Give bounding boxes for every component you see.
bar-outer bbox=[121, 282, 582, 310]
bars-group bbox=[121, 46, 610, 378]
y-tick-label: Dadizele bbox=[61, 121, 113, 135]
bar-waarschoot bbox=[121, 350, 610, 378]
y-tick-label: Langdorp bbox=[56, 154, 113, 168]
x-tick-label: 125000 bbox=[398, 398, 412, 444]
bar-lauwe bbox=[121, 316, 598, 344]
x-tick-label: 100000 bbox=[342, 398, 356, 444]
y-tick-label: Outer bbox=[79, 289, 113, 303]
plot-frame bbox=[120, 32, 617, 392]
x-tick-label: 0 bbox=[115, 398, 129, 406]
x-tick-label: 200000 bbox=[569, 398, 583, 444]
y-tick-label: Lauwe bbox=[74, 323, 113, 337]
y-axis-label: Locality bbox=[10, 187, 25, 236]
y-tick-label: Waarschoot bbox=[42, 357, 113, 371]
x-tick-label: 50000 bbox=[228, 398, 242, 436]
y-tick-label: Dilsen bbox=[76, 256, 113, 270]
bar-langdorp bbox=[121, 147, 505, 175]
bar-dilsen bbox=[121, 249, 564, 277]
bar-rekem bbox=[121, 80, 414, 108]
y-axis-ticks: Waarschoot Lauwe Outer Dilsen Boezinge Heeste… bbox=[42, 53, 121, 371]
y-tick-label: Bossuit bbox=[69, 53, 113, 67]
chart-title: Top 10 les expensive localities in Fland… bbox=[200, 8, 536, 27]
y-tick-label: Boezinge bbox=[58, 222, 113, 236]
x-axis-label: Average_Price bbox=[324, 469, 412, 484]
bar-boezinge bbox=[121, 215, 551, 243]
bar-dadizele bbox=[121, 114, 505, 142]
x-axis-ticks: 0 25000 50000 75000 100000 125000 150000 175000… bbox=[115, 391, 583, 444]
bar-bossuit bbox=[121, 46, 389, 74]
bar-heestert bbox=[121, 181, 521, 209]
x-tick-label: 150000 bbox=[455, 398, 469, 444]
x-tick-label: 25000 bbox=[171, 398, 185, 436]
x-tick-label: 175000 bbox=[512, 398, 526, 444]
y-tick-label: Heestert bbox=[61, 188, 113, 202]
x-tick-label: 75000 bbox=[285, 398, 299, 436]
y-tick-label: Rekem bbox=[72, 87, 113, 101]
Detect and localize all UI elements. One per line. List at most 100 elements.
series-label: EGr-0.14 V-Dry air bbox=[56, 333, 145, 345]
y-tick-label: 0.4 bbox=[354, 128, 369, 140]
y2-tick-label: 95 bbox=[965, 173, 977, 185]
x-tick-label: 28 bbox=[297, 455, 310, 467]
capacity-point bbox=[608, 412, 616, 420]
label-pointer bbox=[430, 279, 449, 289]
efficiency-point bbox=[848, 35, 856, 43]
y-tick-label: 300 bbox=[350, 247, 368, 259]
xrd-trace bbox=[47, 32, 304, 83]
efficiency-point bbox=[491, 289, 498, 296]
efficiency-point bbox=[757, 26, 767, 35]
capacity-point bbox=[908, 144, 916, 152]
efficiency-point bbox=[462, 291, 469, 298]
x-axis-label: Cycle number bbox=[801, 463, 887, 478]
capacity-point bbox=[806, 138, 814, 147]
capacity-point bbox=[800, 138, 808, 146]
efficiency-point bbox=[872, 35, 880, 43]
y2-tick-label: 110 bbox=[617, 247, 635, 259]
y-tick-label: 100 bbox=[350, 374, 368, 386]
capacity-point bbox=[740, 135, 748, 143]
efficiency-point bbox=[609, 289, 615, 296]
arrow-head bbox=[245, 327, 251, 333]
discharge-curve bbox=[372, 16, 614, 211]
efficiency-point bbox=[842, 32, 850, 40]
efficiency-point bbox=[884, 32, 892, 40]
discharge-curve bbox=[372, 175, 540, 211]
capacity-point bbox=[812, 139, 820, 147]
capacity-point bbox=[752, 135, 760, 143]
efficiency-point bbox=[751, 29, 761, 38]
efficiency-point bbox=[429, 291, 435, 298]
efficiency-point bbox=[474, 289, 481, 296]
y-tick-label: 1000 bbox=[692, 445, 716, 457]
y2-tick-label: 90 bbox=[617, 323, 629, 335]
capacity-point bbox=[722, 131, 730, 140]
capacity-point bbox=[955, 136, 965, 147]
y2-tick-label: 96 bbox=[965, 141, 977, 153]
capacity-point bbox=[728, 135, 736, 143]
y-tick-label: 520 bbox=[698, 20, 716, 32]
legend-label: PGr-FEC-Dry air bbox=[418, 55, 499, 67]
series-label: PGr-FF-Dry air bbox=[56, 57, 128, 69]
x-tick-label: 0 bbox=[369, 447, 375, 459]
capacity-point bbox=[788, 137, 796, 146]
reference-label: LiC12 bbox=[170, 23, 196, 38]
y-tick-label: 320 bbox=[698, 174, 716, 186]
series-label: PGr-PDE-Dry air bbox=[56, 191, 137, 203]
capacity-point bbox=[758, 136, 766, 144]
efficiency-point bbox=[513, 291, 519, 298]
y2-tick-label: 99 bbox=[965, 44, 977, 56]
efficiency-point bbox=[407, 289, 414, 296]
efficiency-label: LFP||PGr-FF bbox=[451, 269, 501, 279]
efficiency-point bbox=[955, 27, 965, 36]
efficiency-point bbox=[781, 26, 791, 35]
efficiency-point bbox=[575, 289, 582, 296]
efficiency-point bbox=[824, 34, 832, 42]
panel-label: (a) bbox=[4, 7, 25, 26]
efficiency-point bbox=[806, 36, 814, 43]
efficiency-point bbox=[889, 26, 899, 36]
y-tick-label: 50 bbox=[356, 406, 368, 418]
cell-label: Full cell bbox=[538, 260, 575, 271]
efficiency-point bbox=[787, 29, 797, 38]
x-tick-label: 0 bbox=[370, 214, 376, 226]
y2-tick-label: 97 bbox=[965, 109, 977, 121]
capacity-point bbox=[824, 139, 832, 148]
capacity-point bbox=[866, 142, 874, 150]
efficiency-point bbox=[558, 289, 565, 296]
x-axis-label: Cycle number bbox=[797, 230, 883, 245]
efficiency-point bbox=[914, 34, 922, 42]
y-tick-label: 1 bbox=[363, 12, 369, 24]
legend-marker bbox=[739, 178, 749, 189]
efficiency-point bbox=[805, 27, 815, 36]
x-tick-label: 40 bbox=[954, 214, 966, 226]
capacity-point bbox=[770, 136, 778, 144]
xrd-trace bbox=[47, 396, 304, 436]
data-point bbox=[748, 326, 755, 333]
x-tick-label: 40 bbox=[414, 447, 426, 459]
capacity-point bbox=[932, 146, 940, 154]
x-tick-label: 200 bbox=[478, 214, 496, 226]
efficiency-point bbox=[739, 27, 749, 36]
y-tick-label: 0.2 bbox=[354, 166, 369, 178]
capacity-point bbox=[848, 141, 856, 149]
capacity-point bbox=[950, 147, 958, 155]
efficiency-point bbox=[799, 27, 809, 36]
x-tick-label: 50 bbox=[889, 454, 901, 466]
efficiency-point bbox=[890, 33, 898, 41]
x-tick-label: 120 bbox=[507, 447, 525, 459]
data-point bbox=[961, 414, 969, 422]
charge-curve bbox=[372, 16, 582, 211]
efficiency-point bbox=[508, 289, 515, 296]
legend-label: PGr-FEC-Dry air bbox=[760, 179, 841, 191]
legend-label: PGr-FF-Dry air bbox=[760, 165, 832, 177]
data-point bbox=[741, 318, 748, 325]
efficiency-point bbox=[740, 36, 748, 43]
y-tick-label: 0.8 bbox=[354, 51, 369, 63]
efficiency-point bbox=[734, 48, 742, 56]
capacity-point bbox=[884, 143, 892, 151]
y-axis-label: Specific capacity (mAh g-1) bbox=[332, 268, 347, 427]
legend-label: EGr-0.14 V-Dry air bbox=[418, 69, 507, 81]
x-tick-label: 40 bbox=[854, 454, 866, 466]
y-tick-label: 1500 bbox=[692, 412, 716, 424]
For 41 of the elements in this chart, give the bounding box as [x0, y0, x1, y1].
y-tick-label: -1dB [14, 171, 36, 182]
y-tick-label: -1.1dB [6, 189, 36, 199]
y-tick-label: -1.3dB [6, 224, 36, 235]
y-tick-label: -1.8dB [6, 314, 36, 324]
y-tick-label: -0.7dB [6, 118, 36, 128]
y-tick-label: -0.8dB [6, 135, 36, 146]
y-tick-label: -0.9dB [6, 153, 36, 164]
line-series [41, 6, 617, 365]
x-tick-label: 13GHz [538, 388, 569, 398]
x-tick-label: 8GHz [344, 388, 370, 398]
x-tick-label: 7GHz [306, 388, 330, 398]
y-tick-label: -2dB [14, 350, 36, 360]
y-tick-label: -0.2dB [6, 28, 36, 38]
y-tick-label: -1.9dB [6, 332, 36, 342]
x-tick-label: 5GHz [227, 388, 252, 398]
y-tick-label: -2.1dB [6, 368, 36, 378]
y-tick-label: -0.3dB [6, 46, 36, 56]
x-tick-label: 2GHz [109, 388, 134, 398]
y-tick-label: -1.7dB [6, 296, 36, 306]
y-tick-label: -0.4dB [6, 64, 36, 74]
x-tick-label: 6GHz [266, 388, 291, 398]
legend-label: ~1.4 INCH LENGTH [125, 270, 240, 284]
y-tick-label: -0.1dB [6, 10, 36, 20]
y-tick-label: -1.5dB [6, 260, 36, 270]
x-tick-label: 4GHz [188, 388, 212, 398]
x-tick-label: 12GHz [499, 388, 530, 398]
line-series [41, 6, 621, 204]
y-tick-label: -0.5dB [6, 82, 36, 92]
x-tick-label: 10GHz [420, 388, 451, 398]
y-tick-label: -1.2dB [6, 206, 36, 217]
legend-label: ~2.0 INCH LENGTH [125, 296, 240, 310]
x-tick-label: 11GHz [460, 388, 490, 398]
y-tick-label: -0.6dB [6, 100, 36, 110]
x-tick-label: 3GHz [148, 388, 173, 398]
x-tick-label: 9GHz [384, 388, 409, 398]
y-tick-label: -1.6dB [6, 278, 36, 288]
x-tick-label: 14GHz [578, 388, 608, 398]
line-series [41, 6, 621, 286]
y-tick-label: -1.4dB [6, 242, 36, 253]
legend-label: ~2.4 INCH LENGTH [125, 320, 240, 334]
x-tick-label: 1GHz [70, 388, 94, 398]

Problem> Copy the listing word for word, from its first line through the line that contains "y-tick-label: Langdorp bbox=[56, 154, 113, 168]".

Complete response>
Give bounding boxes for every component you see.
bar-outer bbox=[121, 282, 582, 310]
bars-group bbox=[121, 46, 610, 378]
y-tick-label: Dadizele bbox=[61, 121, 113, 135]
bar-waarschoot bbox=[121, 350, 610, 378]
y-tick-label: Langdorp bbox=[56, 154, 113, 168]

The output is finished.